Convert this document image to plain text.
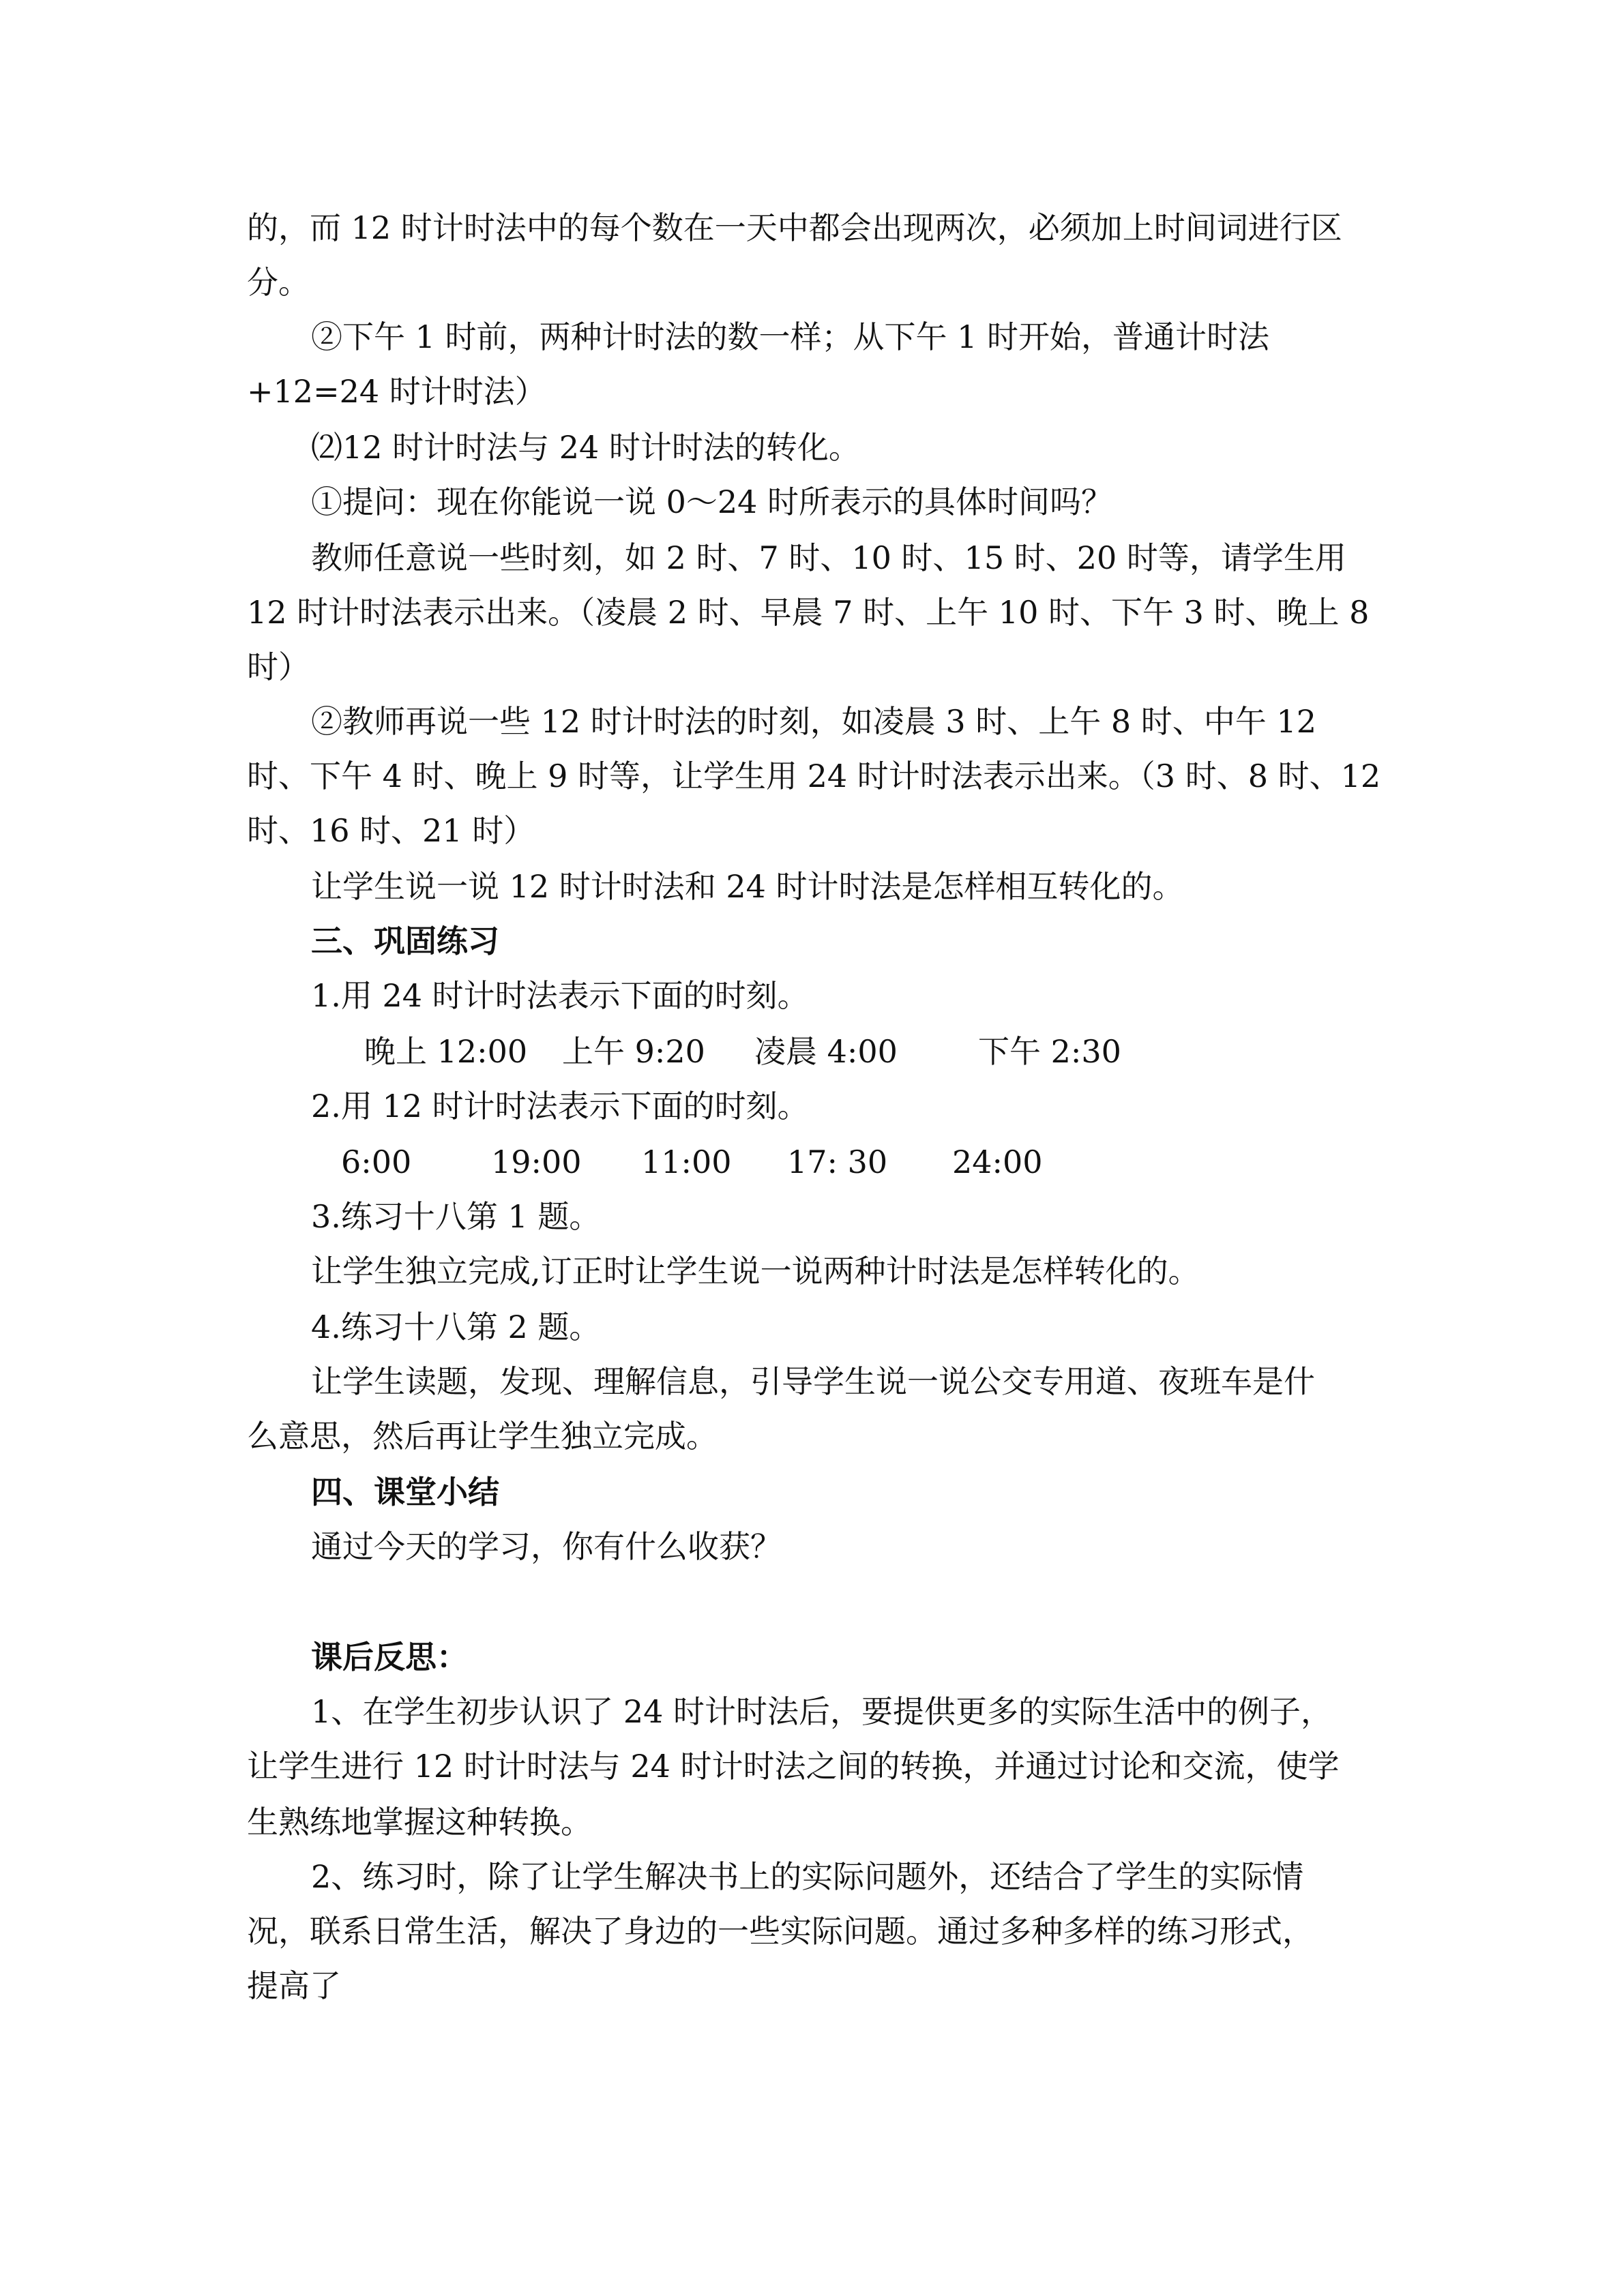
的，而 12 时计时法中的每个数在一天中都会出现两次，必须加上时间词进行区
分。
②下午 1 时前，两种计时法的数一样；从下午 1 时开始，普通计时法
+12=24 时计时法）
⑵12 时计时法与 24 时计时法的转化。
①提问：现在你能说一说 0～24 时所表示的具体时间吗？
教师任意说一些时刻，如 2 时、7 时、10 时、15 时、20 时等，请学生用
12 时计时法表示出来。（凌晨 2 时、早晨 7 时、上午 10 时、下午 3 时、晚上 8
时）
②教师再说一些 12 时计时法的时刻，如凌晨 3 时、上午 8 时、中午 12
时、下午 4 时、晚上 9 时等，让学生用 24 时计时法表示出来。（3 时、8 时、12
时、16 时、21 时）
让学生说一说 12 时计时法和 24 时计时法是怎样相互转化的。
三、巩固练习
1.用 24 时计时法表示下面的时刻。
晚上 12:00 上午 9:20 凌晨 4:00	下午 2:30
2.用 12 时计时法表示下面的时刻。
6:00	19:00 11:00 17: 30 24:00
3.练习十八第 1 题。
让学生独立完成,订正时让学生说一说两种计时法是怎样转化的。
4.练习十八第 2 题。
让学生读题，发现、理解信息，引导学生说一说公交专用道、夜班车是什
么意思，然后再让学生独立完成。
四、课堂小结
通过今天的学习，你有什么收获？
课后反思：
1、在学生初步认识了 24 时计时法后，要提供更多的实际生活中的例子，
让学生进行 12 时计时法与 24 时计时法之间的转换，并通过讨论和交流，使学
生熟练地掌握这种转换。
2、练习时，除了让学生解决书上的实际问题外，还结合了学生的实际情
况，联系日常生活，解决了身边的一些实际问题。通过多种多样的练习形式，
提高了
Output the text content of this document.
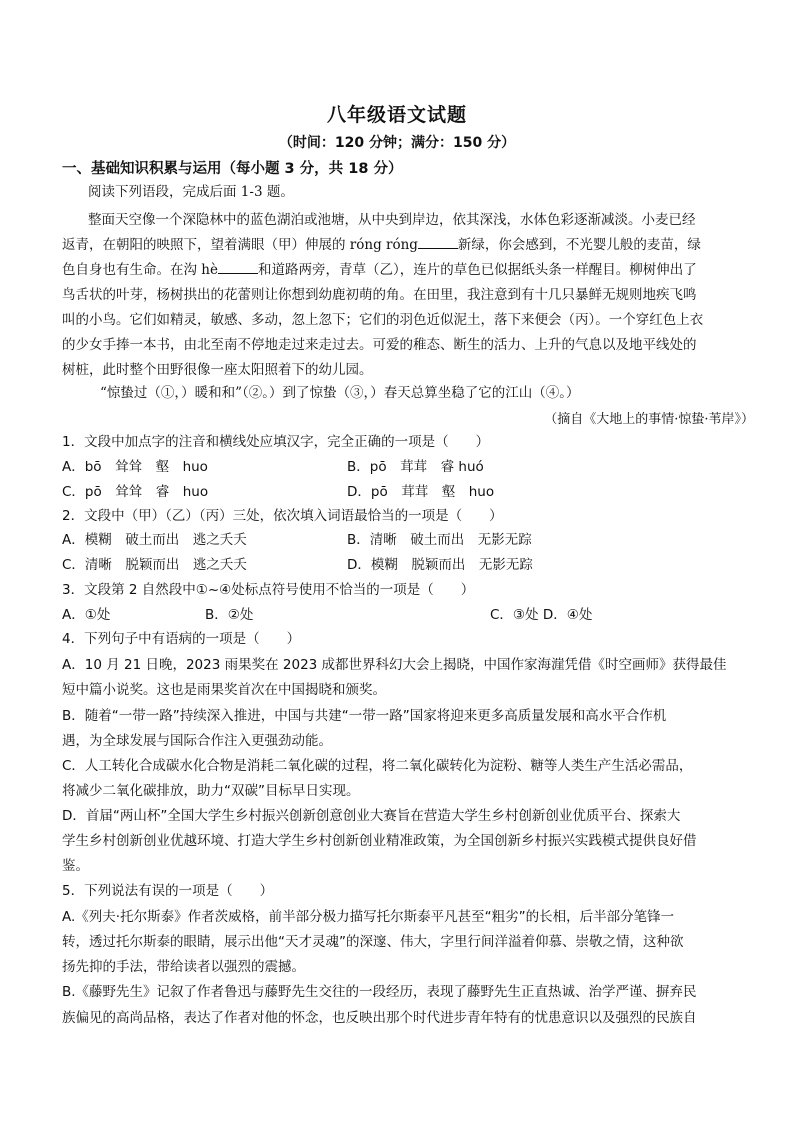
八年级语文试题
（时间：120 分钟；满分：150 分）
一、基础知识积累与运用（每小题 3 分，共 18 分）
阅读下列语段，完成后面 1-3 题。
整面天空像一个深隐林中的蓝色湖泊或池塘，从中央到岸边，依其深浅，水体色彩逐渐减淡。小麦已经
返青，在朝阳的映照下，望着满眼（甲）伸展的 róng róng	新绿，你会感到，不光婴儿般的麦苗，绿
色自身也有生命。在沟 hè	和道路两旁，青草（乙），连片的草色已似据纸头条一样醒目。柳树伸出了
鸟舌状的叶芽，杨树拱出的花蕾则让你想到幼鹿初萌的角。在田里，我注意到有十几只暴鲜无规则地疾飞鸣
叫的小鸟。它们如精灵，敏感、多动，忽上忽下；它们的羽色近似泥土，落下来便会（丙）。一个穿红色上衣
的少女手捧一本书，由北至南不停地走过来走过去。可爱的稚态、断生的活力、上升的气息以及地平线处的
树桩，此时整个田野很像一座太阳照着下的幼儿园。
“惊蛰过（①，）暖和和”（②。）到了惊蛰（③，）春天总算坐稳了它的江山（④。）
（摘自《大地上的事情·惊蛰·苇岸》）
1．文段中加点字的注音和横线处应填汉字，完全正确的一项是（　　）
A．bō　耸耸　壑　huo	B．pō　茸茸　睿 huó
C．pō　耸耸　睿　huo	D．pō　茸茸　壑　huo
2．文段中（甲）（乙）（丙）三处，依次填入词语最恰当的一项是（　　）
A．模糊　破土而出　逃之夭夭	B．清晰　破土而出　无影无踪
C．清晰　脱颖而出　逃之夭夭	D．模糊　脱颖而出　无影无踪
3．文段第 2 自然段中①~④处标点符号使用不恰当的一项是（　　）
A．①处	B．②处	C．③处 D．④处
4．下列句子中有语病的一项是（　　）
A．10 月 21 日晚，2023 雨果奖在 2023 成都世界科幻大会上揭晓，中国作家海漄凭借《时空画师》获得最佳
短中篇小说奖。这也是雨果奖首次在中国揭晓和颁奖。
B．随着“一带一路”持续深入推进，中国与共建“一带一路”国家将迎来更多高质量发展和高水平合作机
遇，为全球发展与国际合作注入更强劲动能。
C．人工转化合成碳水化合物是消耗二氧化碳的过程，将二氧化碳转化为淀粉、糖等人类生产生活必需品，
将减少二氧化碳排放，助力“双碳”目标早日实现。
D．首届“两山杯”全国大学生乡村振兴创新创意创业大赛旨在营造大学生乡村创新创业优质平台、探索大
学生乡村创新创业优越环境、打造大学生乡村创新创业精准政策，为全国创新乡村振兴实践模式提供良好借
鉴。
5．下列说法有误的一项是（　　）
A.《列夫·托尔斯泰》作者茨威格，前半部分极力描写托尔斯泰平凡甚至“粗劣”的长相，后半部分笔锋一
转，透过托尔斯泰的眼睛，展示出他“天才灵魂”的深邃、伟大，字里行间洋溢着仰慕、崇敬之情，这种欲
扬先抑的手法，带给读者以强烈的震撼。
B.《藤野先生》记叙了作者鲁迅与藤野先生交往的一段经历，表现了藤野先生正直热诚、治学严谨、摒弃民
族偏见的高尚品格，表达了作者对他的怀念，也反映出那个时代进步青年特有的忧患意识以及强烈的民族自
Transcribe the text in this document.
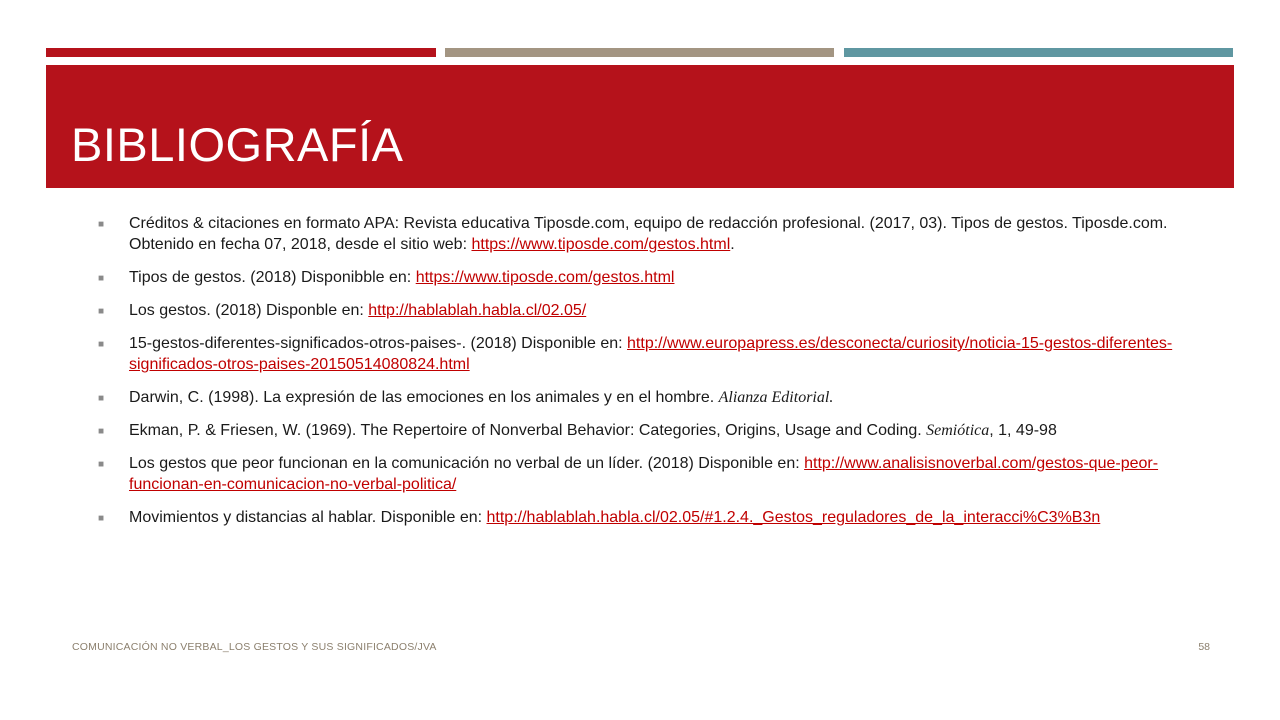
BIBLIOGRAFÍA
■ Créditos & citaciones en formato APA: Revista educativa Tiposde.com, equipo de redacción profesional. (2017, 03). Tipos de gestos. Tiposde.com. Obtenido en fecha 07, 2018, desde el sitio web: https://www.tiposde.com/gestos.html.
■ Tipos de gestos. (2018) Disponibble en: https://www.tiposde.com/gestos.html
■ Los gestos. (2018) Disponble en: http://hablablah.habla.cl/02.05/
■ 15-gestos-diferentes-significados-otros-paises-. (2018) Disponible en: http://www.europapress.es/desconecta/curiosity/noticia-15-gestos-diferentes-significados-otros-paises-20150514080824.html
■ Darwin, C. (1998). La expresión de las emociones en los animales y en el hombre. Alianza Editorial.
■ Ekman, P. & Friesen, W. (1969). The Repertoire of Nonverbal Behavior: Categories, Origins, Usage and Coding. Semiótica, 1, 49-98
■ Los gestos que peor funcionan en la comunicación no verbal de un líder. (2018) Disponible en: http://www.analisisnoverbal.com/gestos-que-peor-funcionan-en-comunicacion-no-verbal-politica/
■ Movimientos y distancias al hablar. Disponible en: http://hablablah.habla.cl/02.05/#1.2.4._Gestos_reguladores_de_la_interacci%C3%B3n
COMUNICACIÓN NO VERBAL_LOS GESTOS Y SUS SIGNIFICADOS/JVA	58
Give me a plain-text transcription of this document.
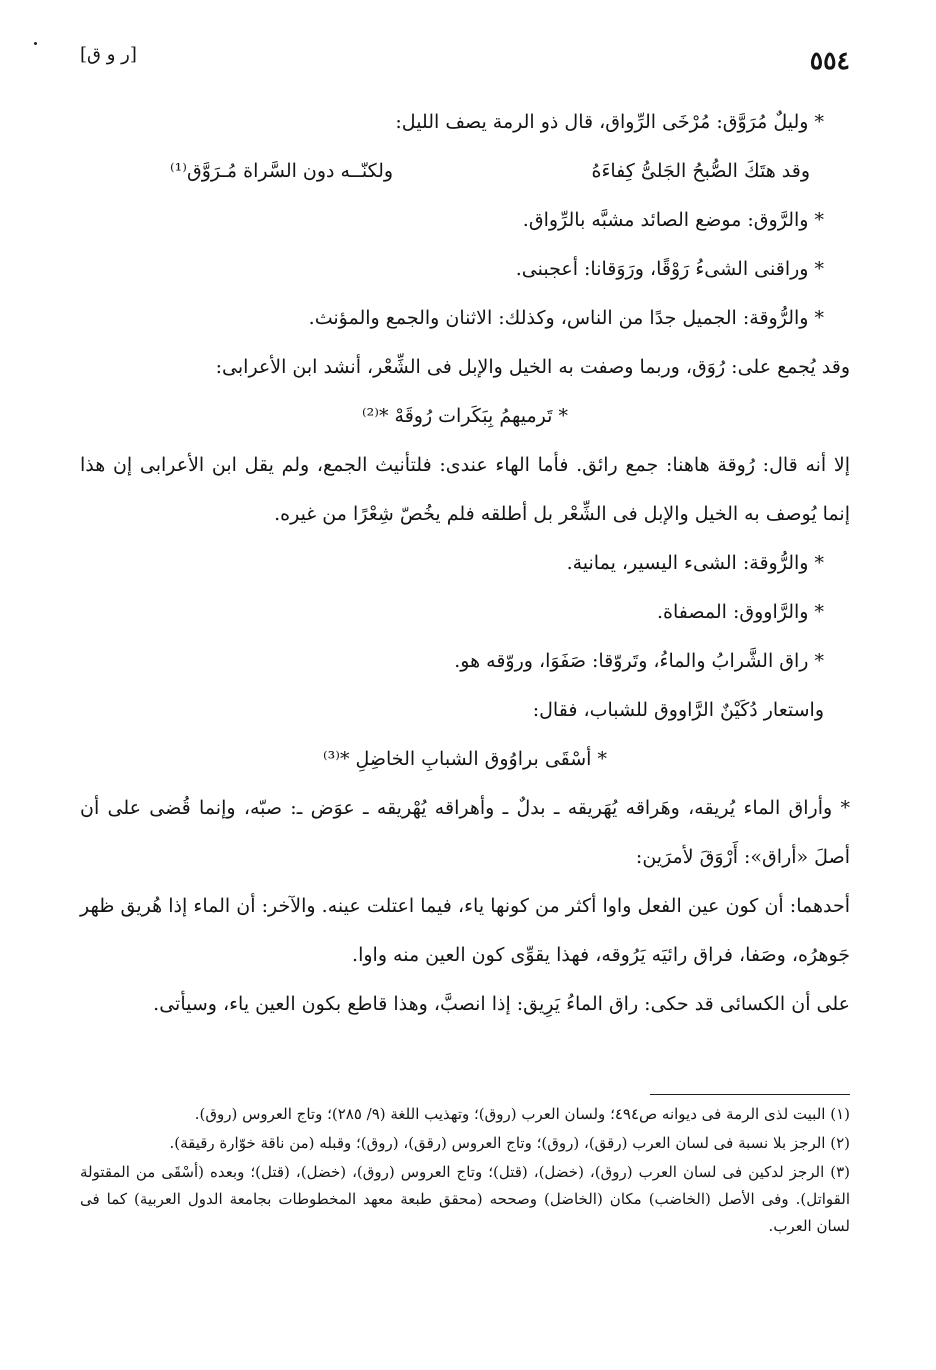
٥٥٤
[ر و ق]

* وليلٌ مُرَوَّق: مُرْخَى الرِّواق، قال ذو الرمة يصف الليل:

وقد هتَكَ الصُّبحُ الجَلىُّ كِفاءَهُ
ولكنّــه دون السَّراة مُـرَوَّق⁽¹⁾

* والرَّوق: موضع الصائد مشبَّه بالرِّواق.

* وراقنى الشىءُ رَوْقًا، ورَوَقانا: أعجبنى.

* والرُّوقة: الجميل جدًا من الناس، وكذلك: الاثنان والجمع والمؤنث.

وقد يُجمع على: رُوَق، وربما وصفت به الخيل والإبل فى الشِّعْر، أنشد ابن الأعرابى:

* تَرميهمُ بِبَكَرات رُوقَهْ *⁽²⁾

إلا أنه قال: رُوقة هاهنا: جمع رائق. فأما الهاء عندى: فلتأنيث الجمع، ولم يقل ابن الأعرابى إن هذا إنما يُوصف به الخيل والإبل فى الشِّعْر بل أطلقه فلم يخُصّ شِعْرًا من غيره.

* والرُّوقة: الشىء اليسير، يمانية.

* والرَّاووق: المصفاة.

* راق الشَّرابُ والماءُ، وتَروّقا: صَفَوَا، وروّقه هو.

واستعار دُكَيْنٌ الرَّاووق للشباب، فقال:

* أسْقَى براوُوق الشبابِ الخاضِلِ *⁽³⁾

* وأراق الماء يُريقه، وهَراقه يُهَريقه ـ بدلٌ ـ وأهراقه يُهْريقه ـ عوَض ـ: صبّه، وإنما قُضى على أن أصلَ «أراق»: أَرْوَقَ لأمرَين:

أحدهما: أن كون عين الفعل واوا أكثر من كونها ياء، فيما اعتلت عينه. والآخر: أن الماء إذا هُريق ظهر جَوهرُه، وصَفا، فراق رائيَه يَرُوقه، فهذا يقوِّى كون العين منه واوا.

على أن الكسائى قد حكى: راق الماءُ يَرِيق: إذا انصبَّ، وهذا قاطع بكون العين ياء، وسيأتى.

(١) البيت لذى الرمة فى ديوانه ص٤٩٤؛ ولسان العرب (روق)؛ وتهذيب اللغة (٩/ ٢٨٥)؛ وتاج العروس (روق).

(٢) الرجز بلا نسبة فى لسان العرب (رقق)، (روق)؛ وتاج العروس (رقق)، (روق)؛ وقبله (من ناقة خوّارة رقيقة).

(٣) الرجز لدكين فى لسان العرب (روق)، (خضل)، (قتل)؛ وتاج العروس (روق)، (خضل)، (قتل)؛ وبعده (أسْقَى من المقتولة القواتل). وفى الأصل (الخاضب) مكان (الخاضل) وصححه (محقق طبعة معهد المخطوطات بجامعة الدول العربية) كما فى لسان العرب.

::::::

→ **What the task requires**: Return only the number of lines in the data above that include the word "العرب".

→ **Correct response**: 3